Problem> Locate the word "seront" in the entries below, then gather every line that holds it.

[Recorded data]
[START]

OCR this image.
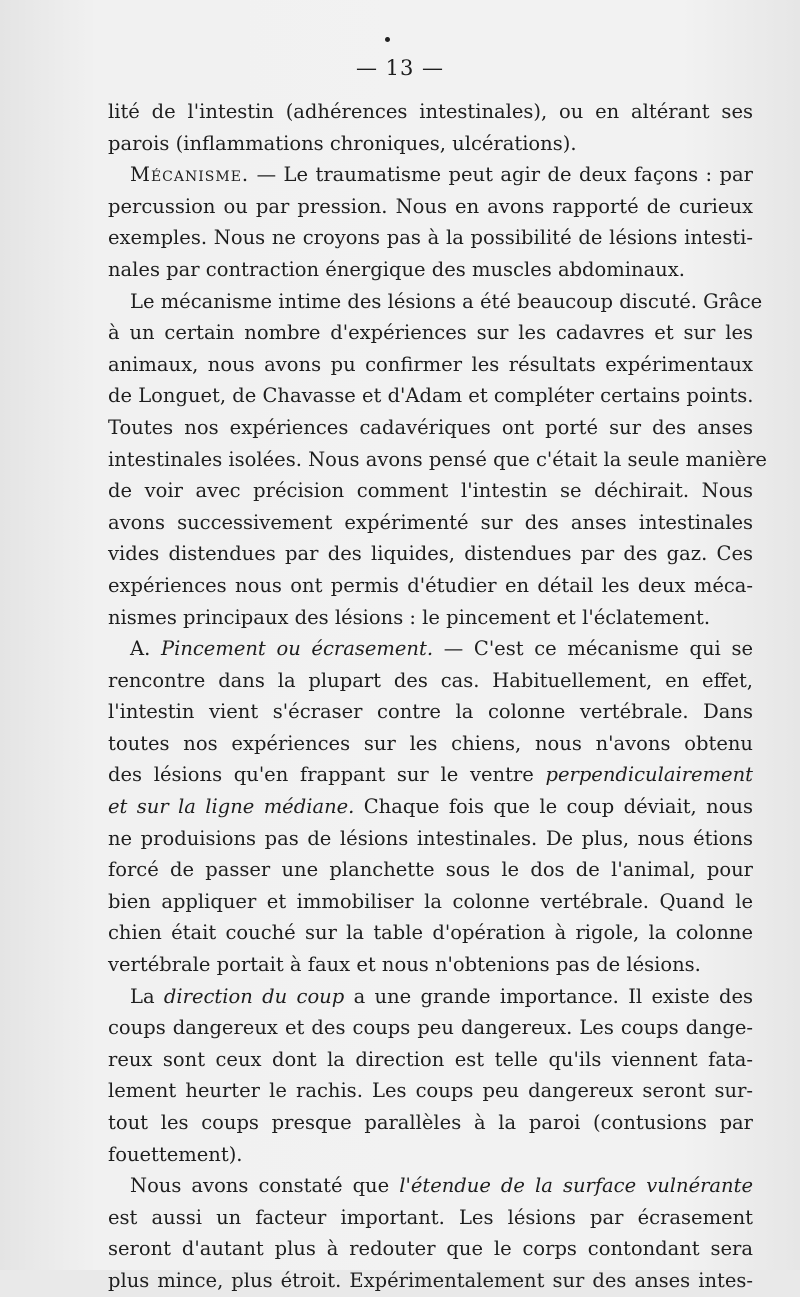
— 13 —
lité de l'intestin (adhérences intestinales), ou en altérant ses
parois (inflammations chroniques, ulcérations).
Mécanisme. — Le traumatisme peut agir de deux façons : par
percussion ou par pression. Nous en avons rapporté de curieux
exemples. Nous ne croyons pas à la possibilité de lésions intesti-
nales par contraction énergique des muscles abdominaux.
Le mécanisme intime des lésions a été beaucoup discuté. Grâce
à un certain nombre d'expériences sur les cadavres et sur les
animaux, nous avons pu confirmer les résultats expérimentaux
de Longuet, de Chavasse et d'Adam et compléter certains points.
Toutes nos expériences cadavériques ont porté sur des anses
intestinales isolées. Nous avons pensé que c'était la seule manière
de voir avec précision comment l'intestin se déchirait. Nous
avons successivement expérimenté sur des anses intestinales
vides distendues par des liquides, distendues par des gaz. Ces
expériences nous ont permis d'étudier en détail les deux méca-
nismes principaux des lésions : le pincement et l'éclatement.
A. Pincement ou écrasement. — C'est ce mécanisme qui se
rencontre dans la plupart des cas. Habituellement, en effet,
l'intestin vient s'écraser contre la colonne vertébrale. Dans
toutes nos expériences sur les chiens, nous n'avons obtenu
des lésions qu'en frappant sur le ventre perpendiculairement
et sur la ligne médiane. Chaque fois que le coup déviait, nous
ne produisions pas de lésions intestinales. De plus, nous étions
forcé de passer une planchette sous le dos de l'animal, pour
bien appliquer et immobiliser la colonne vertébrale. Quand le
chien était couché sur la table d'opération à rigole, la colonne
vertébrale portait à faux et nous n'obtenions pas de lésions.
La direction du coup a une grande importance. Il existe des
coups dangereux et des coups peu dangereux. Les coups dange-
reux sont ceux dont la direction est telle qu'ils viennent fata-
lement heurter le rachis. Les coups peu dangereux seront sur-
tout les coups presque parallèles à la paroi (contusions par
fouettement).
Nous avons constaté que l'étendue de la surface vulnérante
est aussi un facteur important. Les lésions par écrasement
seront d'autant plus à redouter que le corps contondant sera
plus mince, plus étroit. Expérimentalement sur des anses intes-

[END]
[START]

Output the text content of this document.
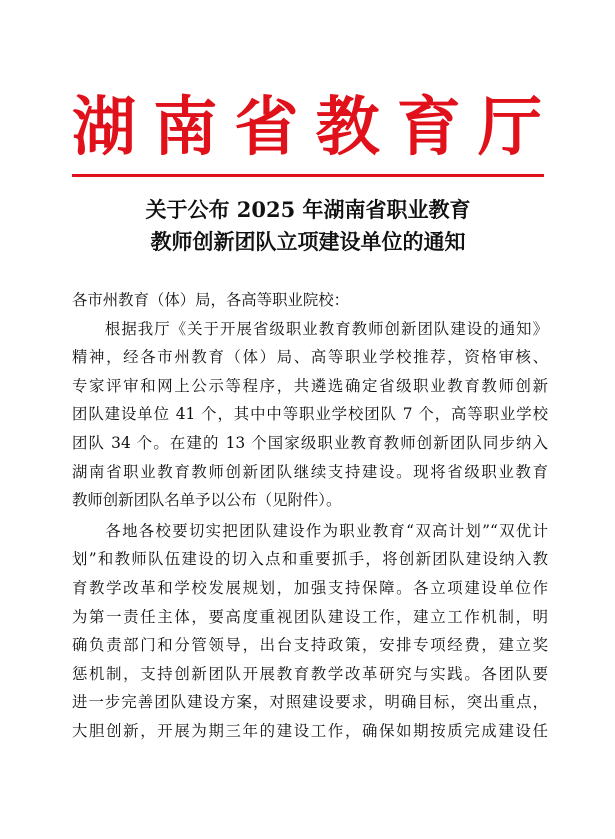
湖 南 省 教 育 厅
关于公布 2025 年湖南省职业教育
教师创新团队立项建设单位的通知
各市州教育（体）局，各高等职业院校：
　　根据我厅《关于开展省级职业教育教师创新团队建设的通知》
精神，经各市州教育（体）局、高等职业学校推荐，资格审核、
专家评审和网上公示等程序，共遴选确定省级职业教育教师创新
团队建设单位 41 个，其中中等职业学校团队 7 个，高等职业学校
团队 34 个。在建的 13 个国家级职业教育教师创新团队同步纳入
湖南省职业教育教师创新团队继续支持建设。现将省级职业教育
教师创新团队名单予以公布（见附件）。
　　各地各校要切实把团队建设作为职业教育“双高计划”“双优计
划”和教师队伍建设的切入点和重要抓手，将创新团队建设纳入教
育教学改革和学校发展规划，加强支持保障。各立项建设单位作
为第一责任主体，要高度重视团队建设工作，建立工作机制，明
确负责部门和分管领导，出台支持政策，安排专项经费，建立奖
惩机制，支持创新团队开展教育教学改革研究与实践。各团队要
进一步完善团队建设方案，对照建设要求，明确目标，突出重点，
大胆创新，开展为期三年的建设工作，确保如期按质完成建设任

[END]

Solution below>
lement heurter le rachis. Les coups peu dangereux seront sur-
seront d'autant plus à redouter que le corps contondant sera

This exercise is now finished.